Within the records below, find each line that holds the string "risk", then copy it.

──────── Input records ────────

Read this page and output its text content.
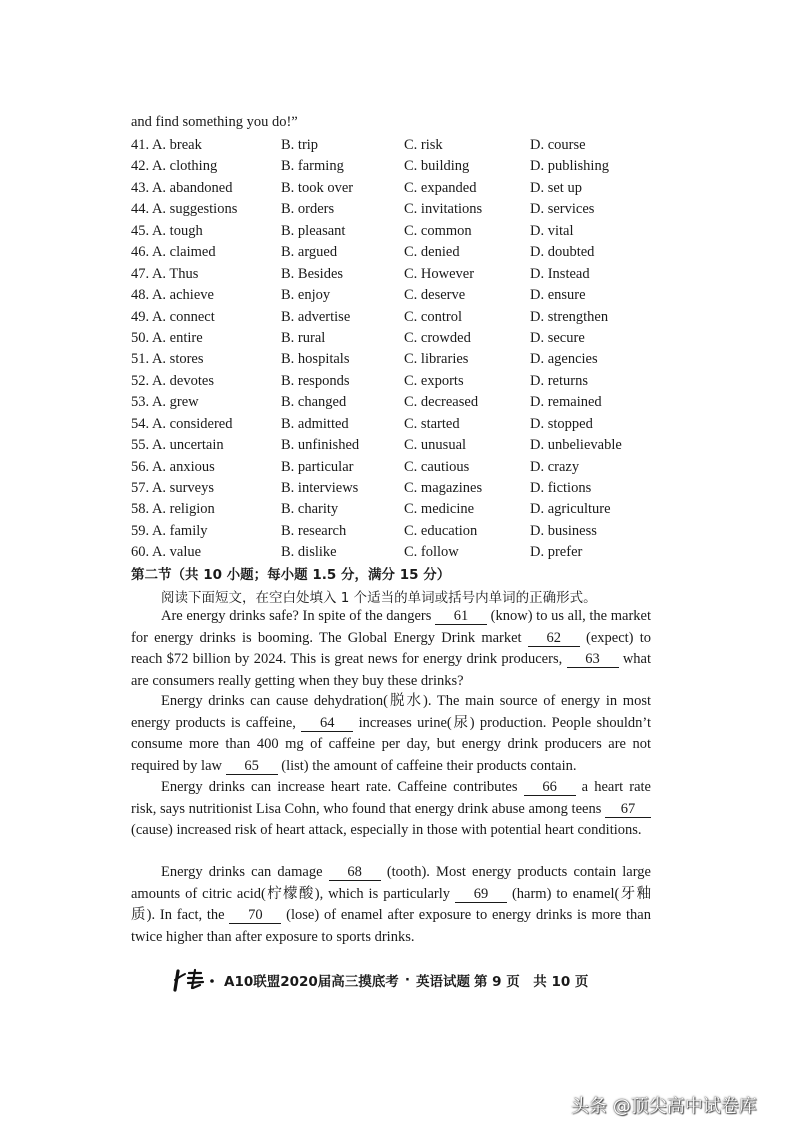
and find something you do!”
41. A. break	B. trip	C. risk	D. course
42. A. clothing	B. farming	C. building	D. publishing
43. A. abandoned	B. took over	C. expanded	D. set up
44. A. suggestions	B. orders	C. invitations	D. services
45. A. tough	B. pleasant	C. common	D. vital
46. A. claimed	B. argued	C. denied	D. doubted
47. A. Thus	B. Besides	C. However	D. Instead
48. A. achieve	B. enjoy	C. deserve	D. ensure
49. A. connect	B. advertise	C. control	D. strengthen
50. A. entire	B. rural	C. crowded	D. secure
51. A. stores	B. hospitals	C. libraries	D. agencies
52. A. devotes	B. responds	C. exports	D. returns
53. A. grew	B. changed	C. decreased	D. remained
54. A. considered	B. admitted	C. started	D. stopped
55. A. uncertain	B. unfinished	C. unusual	D. unbelievable
56. A. anxious	B. particular	C. cautious	D. crazy
57. A. surveys	B. interviews	C. magazines	D. fictions
58. A. religion	B. charity	C. medicine	D. agriculture
59. A. family	B. research	C. education	D. business
60. A. value	B. dislike	C. follow	D. prefer
第二节（共 10 小题；每小题 1.5 分，满分 15 分）
阅读下面短文，在空白处填入 1 个适当的单词或括号内单词的正确形式。

Are energy drinks safe? In spite of the dangers 61 (know) to us all, the market for energy drinks is booming. The Global Energy Drink market 62 (expect) to reach $72 billion by 2024. This is great news for energy drink producers, 63 what are consumers really getting when they buy these drinks?

Energy drinks can cause dehydration(脱水). The main source of energy in most energy products is caffeine, 64 increases urine(尿) production. People shouldn’t consume more than 400 mg of caffeine per day, but energy drink producers are not required by law 65 (list) the amount of caffeine their products contain.

Energy drinks can increase heart rate. Caffeine contributes 66 a heart rate risk, says nutritionist Lisa Cohn, who found that energy drink abuse among teens 67 (cause) increased risk of heart attack, especially in those with potential heart conditions.

Energy drinks can damage 68 (tooth). Most energy products contain large amounts of citric acid(柠檬酸), which is particularly 69 (harm) to enamel(牙釉质). In fact, the 70 (lose) of enamel after exposure to energy drinks is more than twice higher than after exposure to sports drinks.

A10联盟2020届高三摸底考 · 英语试题 第 9 页　共 10 页
头条 @顶尖高中试卷库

────────

Finished exercise:
41. A. break	B. trip	C. risk	D. course
Energy drinks can increase heart rate. Caffeine contributes 66 a heart rate risk, says nutritionist Lisa Cohn, who found that energy drink abuse among teens 67 (cause) increased risk of heart attack, especially in those with potential heart conditions.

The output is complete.